--- Start ---

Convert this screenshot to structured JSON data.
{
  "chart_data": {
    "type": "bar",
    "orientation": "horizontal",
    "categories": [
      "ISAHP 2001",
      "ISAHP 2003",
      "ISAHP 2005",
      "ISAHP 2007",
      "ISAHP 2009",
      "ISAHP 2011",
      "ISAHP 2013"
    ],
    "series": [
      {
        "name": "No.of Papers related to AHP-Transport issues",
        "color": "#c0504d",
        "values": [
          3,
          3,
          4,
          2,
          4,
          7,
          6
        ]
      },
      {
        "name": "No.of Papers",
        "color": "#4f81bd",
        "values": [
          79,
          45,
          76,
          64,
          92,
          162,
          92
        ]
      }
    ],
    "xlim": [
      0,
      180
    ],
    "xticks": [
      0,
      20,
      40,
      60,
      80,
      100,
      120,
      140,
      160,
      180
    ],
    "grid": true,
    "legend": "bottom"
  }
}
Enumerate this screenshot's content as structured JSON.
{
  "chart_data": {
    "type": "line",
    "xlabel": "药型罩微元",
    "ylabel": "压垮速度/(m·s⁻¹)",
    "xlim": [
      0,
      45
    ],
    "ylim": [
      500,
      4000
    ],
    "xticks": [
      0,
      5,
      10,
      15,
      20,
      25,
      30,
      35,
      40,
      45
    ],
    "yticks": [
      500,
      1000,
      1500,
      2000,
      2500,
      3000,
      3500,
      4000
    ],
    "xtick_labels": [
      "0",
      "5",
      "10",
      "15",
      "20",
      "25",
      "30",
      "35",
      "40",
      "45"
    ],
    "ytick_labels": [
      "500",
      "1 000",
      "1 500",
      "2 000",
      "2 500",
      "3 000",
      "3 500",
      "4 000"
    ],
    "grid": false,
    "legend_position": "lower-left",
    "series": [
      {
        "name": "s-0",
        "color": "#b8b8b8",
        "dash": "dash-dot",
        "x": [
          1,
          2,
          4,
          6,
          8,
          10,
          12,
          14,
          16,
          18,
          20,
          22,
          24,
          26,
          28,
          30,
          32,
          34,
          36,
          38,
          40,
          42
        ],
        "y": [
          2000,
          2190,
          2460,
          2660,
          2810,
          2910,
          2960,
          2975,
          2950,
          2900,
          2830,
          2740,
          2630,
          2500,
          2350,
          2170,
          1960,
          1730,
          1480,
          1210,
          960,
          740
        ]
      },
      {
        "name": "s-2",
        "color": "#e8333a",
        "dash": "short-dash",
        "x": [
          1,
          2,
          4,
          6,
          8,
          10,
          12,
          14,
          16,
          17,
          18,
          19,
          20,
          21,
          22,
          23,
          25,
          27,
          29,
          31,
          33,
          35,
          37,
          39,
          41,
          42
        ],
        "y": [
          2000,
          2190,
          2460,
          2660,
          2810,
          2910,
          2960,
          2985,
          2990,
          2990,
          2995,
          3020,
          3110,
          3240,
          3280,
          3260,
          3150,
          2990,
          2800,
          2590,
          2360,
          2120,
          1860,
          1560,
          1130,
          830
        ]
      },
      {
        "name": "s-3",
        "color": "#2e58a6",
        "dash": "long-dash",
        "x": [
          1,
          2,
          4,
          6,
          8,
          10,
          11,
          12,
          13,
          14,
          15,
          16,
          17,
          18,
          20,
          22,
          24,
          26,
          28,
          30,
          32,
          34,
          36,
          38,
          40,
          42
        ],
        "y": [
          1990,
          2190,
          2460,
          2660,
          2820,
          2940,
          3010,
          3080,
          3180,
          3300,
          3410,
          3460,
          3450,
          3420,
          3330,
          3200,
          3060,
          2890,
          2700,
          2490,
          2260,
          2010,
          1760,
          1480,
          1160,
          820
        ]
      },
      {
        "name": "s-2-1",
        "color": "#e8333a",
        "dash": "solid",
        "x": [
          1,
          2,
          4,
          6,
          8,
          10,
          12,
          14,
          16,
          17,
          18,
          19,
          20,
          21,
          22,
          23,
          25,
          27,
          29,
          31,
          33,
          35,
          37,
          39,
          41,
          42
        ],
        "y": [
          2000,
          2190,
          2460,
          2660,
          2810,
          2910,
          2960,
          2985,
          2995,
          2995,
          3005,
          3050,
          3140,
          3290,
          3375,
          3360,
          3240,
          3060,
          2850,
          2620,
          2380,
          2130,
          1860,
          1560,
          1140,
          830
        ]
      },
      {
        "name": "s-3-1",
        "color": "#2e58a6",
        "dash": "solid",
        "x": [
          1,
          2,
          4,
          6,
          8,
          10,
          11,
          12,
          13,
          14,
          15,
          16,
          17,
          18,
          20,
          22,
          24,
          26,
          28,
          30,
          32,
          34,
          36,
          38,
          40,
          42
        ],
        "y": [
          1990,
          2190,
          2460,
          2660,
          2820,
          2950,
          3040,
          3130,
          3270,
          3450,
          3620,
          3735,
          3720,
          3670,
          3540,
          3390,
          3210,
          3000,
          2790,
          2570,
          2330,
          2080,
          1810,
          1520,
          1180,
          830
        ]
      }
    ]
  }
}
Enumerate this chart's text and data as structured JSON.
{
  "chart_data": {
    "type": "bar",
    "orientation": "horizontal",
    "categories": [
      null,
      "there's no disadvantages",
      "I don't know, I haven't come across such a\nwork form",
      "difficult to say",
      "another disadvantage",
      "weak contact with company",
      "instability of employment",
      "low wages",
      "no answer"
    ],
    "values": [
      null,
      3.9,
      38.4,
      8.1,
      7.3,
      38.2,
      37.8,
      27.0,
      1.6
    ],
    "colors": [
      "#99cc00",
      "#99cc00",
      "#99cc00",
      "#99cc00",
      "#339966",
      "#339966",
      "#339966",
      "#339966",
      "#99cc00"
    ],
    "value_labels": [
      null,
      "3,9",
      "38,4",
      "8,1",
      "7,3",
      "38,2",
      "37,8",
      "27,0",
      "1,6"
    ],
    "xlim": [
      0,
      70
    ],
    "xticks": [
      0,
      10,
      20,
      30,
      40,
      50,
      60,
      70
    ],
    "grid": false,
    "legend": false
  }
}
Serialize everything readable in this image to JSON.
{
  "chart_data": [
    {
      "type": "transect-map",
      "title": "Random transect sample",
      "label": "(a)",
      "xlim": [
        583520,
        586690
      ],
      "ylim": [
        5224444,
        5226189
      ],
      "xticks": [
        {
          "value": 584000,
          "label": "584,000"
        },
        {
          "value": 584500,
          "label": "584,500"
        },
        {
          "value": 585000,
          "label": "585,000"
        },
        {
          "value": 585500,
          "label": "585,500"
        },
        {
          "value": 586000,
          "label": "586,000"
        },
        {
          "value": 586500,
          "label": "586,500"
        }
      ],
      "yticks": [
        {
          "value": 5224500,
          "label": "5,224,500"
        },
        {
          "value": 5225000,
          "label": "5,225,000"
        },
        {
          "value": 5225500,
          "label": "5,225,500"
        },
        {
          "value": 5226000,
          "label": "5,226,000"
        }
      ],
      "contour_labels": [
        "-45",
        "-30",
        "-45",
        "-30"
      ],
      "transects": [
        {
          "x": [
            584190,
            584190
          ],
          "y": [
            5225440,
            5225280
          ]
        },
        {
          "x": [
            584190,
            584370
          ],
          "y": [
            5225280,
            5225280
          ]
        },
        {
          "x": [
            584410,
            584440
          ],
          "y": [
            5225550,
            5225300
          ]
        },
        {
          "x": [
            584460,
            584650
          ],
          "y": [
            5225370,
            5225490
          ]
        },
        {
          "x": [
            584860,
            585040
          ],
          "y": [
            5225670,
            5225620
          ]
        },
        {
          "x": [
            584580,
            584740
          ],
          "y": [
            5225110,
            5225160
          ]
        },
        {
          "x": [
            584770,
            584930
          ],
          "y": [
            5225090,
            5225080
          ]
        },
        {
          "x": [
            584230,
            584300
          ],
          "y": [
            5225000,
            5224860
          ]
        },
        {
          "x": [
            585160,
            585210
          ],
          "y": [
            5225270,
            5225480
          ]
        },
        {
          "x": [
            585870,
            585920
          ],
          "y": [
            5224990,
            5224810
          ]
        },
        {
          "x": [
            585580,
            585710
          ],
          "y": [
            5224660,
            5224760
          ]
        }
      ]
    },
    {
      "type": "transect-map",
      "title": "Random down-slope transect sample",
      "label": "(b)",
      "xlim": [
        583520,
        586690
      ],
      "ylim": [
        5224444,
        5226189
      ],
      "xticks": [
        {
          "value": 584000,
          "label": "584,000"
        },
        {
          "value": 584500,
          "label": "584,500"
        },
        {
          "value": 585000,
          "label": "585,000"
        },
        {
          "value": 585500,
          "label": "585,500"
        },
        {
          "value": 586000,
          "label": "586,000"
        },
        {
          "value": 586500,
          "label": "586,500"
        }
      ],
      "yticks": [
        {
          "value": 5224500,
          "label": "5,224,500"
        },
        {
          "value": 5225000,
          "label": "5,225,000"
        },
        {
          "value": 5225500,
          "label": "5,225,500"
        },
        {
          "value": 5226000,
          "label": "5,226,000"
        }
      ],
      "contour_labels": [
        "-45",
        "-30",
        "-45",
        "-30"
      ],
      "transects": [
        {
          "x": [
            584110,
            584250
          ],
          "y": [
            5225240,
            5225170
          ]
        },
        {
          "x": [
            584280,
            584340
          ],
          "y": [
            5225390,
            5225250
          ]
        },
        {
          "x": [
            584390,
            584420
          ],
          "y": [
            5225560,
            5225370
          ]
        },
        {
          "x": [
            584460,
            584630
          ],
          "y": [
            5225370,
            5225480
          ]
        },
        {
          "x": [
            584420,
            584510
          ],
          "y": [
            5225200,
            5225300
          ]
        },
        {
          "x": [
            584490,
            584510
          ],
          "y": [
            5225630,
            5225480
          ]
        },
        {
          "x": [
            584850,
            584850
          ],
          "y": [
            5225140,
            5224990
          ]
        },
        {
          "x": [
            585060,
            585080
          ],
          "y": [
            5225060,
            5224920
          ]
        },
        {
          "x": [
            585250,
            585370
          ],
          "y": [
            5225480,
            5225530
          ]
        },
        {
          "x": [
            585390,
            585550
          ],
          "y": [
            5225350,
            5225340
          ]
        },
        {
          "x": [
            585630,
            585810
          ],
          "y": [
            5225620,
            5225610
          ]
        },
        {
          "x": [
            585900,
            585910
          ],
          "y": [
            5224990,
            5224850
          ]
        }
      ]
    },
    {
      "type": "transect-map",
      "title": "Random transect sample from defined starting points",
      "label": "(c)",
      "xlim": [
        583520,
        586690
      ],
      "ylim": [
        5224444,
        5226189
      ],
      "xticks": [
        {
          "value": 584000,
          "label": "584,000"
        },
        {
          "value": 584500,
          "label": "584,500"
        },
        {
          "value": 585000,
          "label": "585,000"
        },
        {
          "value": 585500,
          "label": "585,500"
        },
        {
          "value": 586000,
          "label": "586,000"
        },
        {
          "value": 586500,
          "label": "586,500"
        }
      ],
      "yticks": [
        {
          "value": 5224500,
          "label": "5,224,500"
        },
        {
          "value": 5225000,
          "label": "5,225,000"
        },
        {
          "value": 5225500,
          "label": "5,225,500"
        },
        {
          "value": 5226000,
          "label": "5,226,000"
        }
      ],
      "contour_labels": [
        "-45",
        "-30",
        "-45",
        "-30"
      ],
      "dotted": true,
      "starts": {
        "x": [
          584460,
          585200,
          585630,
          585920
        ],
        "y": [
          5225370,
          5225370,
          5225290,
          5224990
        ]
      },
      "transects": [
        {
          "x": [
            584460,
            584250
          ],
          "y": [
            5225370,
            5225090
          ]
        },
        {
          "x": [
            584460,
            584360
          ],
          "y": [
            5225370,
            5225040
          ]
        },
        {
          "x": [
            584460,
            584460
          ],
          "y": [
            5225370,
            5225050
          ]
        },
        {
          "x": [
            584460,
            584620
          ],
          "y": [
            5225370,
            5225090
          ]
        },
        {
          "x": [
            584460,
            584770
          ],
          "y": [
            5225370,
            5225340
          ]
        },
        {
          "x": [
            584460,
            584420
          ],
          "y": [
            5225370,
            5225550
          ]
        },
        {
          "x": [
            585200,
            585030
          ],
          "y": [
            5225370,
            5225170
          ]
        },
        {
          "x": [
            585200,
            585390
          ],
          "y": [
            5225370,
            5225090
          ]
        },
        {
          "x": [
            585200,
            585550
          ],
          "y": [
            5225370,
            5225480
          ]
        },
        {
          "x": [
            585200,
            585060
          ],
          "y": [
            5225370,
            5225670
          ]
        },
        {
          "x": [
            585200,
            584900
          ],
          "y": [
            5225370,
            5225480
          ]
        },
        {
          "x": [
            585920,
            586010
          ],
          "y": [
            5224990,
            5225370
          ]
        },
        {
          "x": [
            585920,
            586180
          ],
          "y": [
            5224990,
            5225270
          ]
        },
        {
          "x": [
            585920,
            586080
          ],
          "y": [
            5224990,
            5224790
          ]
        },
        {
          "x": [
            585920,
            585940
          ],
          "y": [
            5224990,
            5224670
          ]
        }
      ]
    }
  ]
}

--- End ---

Pick out every line holding the string "this" and return it.

Solution
Convert this screenshot to structured JSON data.
Enumerate this screenshot's content as structured JSON.
Enumerate this chart's text and data as structured JSON.
Serialize everything readable in this image to JSON.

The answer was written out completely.